▶ _What to do_
Go through the material and pull out every line with the string "kata" in it.

(Excerpt from a dataset)

┌──

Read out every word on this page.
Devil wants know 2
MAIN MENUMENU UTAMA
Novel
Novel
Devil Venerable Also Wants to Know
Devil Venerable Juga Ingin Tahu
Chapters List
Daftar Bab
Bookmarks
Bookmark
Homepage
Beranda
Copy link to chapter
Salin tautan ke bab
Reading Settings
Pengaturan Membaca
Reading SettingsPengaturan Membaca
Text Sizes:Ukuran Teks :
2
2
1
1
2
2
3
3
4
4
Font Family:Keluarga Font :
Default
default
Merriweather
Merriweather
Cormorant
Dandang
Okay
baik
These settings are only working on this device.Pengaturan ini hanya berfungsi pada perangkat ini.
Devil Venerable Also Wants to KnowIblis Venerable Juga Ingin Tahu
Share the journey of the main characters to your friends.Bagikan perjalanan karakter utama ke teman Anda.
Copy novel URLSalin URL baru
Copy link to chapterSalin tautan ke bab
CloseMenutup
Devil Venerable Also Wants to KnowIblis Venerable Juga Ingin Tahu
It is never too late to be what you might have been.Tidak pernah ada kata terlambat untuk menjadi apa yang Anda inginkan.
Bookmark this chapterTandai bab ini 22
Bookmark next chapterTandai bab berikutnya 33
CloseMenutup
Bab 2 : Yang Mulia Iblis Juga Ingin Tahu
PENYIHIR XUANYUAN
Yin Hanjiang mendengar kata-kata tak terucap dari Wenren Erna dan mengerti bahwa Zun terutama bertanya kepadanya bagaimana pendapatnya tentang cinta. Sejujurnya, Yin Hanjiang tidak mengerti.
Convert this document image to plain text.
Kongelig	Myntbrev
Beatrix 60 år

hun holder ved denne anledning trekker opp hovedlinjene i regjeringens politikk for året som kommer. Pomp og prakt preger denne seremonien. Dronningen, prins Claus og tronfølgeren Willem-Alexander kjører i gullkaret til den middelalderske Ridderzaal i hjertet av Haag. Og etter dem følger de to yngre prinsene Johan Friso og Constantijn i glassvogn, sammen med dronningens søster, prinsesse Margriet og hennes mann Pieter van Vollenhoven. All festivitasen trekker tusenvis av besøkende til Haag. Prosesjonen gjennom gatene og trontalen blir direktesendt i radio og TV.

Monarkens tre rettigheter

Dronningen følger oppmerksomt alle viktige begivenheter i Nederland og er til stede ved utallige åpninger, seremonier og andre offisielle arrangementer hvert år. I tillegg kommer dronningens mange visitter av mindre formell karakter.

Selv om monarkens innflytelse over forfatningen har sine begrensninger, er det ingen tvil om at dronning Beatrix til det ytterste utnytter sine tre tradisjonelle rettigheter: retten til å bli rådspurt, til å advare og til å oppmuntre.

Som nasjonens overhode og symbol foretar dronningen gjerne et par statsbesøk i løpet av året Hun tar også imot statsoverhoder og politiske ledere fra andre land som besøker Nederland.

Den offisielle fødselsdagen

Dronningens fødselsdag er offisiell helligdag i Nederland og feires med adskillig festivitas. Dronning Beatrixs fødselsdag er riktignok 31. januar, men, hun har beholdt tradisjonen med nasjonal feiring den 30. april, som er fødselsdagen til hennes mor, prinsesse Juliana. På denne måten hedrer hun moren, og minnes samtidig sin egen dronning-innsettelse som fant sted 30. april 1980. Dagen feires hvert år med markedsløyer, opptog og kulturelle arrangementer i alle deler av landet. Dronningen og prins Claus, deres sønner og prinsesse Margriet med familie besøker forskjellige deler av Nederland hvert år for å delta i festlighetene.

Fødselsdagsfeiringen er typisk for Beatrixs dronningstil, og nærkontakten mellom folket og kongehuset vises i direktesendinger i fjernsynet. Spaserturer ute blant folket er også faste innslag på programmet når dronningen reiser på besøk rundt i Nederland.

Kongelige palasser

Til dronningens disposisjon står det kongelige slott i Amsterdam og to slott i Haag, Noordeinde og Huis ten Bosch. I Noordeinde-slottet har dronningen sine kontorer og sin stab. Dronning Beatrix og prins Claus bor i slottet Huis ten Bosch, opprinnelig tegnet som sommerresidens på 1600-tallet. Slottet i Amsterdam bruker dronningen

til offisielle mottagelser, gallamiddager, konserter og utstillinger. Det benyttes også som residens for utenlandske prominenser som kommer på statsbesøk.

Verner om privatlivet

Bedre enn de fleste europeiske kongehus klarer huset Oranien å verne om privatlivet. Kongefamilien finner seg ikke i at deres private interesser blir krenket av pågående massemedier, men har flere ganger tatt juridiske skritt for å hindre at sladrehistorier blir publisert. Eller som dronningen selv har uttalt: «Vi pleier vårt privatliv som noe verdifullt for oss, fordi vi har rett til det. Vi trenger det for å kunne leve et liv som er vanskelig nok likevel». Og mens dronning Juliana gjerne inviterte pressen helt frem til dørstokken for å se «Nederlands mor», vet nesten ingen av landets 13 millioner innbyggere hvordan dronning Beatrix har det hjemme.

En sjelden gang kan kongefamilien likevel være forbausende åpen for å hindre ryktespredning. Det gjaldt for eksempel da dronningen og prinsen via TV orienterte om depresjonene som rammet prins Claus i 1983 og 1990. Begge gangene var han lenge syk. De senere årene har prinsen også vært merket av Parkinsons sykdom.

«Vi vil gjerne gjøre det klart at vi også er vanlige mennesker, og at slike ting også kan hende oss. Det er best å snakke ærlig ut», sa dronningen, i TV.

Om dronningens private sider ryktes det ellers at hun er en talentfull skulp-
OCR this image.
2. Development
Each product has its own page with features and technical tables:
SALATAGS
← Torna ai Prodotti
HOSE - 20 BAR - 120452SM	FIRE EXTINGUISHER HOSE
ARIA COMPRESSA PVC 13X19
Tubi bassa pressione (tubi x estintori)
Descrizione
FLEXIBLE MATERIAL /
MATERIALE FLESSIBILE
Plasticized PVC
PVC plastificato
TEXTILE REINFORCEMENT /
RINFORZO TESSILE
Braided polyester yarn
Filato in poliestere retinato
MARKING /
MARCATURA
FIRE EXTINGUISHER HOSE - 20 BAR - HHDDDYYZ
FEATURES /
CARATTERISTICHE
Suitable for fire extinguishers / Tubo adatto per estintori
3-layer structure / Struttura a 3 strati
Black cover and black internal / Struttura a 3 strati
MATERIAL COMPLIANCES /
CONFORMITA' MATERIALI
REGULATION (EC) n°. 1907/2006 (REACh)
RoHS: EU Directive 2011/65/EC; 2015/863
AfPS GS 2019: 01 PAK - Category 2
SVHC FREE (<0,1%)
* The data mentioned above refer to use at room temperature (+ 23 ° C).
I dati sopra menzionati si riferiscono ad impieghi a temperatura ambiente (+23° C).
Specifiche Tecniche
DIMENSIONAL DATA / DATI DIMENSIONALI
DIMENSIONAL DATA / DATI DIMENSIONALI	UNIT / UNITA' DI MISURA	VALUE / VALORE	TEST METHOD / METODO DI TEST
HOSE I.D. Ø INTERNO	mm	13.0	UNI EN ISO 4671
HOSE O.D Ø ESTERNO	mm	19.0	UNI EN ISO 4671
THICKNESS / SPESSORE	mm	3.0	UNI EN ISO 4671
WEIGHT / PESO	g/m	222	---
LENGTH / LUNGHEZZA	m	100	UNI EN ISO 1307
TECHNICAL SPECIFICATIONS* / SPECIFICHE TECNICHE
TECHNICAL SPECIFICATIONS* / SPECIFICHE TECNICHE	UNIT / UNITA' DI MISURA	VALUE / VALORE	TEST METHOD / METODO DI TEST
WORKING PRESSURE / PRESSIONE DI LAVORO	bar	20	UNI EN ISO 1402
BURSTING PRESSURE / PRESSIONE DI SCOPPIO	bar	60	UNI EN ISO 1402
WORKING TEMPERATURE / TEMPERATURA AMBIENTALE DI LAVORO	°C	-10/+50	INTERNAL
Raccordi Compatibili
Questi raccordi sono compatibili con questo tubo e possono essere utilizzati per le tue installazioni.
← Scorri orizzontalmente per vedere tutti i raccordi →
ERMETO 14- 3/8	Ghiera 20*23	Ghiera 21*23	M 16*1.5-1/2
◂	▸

└──

▶ _Task answer_
It is never too late to be what you might have been.Tidak pernah ada kata terlambat untuk menjadi apa yang Anda inginkan.
Yin Hanjiang mendengar kata-kata tak terucap dari Wenren Erna dan mengerti bahwa Zun terutama bertanya kepadanya bagaimana pendapatnya tentang cinta. Sejujurnya, Yin Hanjiang tidak mengerti.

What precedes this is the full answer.